# DATA LISTING start

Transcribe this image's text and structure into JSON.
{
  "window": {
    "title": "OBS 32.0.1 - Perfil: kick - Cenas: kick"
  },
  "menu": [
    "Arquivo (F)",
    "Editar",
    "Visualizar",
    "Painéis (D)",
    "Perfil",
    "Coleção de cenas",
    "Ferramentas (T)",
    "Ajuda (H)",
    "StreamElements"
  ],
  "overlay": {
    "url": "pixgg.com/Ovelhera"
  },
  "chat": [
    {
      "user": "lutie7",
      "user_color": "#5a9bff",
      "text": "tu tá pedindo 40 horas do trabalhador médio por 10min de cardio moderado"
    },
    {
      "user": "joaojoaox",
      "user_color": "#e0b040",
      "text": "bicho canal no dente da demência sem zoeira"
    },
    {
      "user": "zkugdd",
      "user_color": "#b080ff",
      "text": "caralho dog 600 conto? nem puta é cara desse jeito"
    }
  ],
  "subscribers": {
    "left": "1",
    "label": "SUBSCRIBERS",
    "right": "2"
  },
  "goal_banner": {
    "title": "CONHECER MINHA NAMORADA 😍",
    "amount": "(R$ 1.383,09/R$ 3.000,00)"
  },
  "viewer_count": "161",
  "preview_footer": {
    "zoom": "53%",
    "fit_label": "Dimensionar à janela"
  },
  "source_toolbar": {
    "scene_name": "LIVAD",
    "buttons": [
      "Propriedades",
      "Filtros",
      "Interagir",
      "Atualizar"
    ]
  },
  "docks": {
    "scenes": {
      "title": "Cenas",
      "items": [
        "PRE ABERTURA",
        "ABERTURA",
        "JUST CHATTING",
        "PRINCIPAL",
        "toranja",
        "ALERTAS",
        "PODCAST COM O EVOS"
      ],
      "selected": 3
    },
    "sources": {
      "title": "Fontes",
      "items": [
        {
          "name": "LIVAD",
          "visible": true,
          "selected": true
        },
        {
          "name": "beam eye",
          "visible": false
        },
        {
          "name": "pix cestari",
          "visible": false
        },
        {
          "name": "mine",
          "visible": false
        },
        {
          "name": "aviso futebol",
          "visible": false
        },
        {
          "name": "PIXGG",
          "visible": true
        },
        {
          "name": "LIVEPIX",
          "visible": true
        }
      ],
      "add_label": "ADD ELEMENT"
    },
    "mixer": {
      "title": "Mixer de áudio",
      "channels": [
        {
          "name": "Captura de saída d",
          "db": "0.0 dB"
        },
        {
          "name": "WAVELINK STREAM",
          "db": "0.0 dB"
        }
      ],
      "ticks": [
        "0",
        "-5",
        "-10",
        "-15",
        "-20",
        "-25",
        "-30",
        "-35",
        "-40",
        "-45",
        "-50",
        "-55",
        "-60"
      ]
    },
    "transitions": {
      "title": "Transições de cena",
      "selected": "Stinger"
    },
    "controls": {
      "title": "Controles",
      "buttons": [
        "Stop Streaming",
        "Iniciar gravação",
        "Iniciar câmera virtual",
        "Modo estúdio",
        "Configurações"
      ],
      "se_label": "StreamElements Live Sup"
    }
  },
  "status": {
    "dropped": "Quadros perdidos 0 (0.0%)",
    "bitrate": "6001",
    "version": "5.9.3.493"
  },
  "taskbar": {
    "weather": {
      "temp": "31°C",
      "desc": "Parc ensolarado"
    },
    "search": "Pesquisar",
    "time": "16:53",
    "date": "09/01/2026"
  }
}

# DATA LISTING end

Each line above that includes "text" counts once; state the total and nothing more.

▸ **SOLVED EXERCISE**
4